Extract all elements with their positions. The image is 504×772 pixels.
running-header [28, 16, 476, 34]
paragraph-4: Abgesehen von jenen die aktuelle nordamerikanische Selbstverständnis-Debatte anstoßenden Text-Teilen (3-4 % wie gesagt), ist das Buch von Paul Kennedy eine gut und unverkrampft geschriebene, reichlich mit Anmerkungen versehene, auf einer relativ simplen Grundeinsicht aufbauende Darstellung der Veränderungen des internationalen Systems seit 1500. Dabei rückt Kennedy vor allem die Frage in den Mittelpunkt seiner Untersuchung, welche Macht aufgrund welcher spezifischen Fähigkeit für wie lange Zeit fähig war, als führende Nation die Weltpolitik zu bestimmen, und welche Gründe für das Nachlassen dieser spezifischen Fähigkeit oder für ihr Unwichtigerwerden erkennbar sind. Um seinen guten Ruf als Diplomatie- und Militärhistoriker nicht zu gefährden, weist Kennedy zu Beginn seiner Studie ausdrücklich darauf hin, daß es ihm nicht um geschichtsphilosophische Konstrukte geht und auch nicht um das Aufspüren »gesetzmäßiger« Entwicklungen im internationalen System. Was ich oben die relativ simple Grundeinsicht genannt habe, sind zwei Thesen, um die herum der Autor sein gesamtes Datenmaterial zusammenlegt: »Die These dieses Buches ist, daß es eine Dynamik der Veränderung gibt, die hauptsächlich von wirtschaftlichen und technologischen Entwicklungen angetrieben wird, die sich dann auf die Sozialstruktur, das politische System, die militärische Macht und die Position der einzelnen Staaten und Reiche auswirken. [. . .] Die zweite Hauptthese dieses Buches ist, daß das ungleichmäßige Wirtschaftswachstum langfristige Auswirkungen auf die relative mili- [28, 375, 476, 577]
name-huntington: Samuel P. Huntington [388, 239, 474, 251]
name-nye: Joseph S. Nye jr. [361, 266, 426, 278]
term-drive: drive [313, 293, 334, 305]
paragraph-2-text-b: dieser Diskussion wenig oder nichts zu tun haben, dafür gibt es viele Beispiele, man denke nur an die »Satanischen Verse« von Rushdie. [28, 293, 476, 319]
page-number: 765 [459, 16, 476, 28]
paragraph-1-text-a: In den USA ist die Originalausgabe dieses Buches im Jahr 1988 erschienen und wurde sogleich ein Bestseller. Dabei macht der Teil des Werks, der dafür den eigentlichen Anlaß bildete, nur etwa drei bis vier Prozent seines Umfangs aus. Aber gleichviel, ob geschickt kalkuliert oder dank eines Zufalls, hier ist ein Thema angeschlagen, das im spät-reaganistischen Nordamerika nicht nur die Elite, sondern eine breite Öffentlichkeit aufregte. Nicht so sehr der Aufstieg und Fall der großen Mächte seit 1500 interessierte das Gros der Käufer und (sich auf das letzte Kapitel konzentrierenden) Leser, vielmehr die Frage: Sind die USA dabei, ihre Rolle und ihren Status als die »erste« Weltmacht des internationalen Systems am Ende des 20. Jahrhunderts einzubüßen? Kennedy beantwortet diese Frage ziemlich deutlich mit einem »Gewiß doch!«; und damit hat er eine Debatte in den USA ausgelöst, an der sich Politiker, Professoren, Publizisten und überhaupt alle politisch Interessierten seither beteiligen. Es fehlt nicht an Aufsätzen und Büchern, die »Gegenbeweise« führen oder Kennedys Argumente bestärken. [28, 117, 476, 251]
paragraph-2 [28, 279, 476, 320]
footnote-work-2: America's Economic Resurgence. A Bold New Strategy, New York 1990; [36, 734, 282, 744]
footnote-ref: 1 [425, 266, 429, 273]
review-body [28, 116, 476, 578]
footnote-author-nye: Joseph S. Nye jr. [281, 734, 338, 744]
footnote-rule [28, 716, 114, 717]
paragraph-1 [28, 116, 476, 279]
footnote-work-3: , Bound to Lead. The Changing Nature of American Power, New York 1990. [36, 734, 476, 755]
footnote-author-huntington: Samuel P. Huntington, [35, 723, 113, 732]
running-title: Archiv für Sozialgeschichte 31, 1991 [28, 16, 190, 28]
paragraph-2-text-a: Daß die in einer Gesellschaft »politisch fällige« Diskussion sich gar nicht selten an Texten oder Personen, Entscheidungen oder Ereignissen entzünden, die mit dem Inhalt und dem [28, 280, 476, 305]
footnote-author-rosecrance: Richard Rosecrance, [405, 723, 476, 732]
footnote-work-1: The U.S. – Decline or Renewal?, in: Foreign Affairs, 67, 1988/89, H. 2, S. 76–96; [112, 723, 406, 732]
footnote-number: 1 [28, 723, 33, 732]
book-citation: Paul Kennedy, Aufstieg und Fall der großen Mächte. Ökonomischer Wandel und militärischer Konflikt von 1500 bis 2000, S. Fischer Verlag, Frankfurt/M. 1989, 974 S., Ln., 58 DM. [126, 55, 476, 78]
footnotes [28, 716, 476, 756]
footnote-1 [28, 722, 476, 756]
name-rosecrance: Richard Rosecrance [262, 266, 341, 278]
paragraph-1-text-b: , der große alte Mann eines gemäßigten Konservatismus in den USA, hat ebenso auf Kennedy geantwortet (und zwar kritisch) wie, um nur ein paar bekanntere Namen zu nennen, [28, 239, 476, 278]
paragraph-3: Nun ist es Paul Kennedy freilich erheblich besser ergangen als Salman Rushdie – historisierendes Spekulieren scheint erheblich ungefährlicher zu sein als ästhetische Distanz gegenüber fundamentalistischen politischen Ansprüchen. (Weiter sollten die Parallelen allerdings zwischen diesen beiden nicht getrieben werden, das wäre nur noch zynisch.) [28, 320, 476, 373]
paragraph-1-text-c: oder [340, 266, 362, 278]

■ ■ ■ ■ ■

■ EXERCISE PROMPT
Recast every line of the records above as a Markdown table with two columns, No. and Line, numbering the rows consecutively and omitting blank lines.

■ RESULT OF THE TASK
| No. | Line |
|---|---|
| 1 | Extract all elements with their positions. The image is 504×772 pixels. |
| 2 | running-header [28, 16, 476, 34] |
| 3 | paragraph-4: Abgesehen von jenen die aktuelle nordamerikanische Selbstverständnis-Debatte anstoßenden Text-Teilen (3-4 % wie gesagt), ist das Buch von Paul Kennedy eine gut und unverkrampft geschriebene, reichlich mit Anmerkungen versehene, auf einer relativ simplen Grundeinsicht aufbauende Darstellung der Veränderungen des internationalen Systems seit 1500. Dabei rückt Kennedy vor allem die Frage in den Mittelpunkt seiner Untersuchung, welche Macht aufgrund welcher spezifischen Fähigkeit für wie lange Zeit fähig war, als führende Nation die Weltpolitik zu bestimmen, und welche Gründe für das Nachlassen dieser spezifischen Fähigkeit oder für ihr Unwichtigerwerden erkennbar sind. Um seinen guten Ruf als Diplomatie- und Militärhistoriker nicht zu gefährden, weist Kennedy zu Beginn seiner Studie ausdrücklich darauf hin, daß es ihm nicht um geschichtsphilosophische Konstrukte geht und auch nicht um das Aufspüren »gesetzmäßiger« Entwicklungen im internationalen System. Was ich oben die relativ simple Grundeinsicht genannt habe, sind zwei Thesen, um die herum der Autor sein gesamtes Datenmaterial zusammenlegt: »Die These dieses Buches ist, daß es eine Dynamik der Veränderung gibt, die hauptsächlich von wirtschaftlichen und technologischen Entwicklungen angetrieben wird, die sich dann auf die Sozialstruktur, das politische System, die militärische Macht und die Position der einzelnen Staaten und Reiche auswirken. [. . .] Die zweite Hauptthese dieses Buches ist, daß das ungleichmäßige Wirtschaftswachstum langfristige Auswirkungen auf die relative mili- [28, 375, 476, 577] |
| 4 | name-huntington: Samuel P. Huntington [388, 239, 474, 251] |
| 5 | name-nye: Joseph S. Nye jr. [361, 266, 426, 278] |
| 6 | term-drive: drive [313, 293, 334, 305] |
| 7 | paragraph-2-text-b: dieser Diskussion wenig oder nichts zu tun haben, dafür gibt es viele Beispiele, man denke nur an die »Satanischen Verse« von Rushdie. [28, 293, 476, 319] |
| 8 | page-number: 765 [459, 16, 476, 28] |
| 9 | paragraph-1-text-a: In den USA ist die Originalausgabe dieses Buches im Jahr 1988 erschienen und wurde sogleich ein Bestseller. Dabei macht der Teil des Werks, der dafür den eigentlichen Anlaß bildete, nur etwa drei bis vier Prozent seines Umfangs aus. Aber gleichviel, ob geschickt kalkuliert oder dank eines Zufalls, hier ist ein Thema angeschlagen, das im spät-reaganistischen Nordamerika nicht nur die Elite, sondern eine breite Öffentlichkeit aufregte. Nicht so sehr der Aufstieg und Fall der großen Mächte seit 1500 interessierte das Gros der Käufer und (sich auf das letzte Kapitel konzentrierenden) Leser, vielmehr die Frage: Sind die USA dabei, ihre Rolle und ihren Status als die »erste« Weltmacht des internationalen Systems am Ende des 20. Jahrhunderts einzubüßen? Kennedy beantwortet diese Frage ziemlich deutlich mit einem »Gewiß doch!«; und damit hat er eine Debatte in den USA ausgelöst, an der sich Politiker, Professoren, Publizisten und überhaupt alle politisch Interessierten seither beteiligen. Es fehlt nicht an Aufsätzen und Büchern, die »Gegenbeweise« führen oder Kennedys Argumente bestärken. [28, 117, 476, 251] |
| 10 | paragraph-2 [28, 279, 476, 320] |
| 11 | footnote-work-2: America's Economic Resurgence. A Bold New Strategy, New York 1990; [36, 734, 282, 744] |
| 12 | footnote-ref: 1 [425, 266, 429, 273] |
| 13 | review-body [28, 116, 476, 578] |
| 14 | footnote-author-nye: Joseph S. Nye jr. [281, 734, 338, 744] |
| 15 | footnote-rule [28, 716, 114, 717] |
| 16 | paragraph-1 [28, 116, 476, 279] |
| 17 | footnote-work-3: , Bound to Lead. The Changing Nature of American Power, New York 1990. [36, 734, 476, 755] |
| 18 | footnote-author-huntington: Samuel P. Huntington, [35, 723, 113, 732] |
| 19 | running-title: Archiv für Sozialgeschichte 31, 1991 [28, 16, 190, 28] |
| 20 | paragraph-2-text-a: Daß die in einer Gesellschaft »politisch fällige« Diskussion sich gar nicht selten an Texten oder Personen, Entscheidungen oder Ereignissen entzünden, die mit dem Inhalt und dem [28, 280, 476, 305] |
| 21 | footnote-author-rosecrance: Richard Rosecrance, [405, 723, 476, 732] |
| 22 | footnote-work-1: The U.S. – Decline or Renewal?, in: Foreign Affairs, 67, 1988/89, H. 2, S. 76–96; [112, 723, 406, 732] |
| 23 | footnote-number: 1 [28, 723, 33, 732] |
| 24 | book-citation: Paul Kennedy, Aufstieg und Fall der großen Mächte. Ökonomischer Wandel und militärischer Konflikt von 1500 bis 2000, S. Fischer Verlag, Frankfurt/M. 1989, 974 S., Ln., 58 DM. [126, 55, 476, 78] |
| 25 | footnotes [28, 716, 476, 756] |
| 26 | footnote-1 [28, 722, 476, 756] |
| 27 | name-rosecrance: Richard Rosecrance [262, 266, 341, 278] |
| 28 | paragraph-1-text-b: , der große alte Mann eines gemäßigten Konservatismus in den USA, hat ebenso auf Kennedy geantwortet (und zwar kritisch) wie, um nur ein paar bekanntere Namen zu nennen, [28, 239, 476, 278] |
| 29 | paragraph-3: Nun ist es Paul Kennedy freilich erheblich besser ergangen als Salman Rushdie – historisierendes Spekulieren scheint erheblich ungefährlicher zu sein als ästhetische Distanz gegenüber fundamentalistischen politischen Ansprüchen. (Weiter sollten die Parallelen allerdings zwischen diesen beiden nicht getrieben werden, das wäre nur noch zynisch.) [28, 320, 476, 373] |
| 30 | paragraph-1-text-c: oder [340, 266, 362, 278] |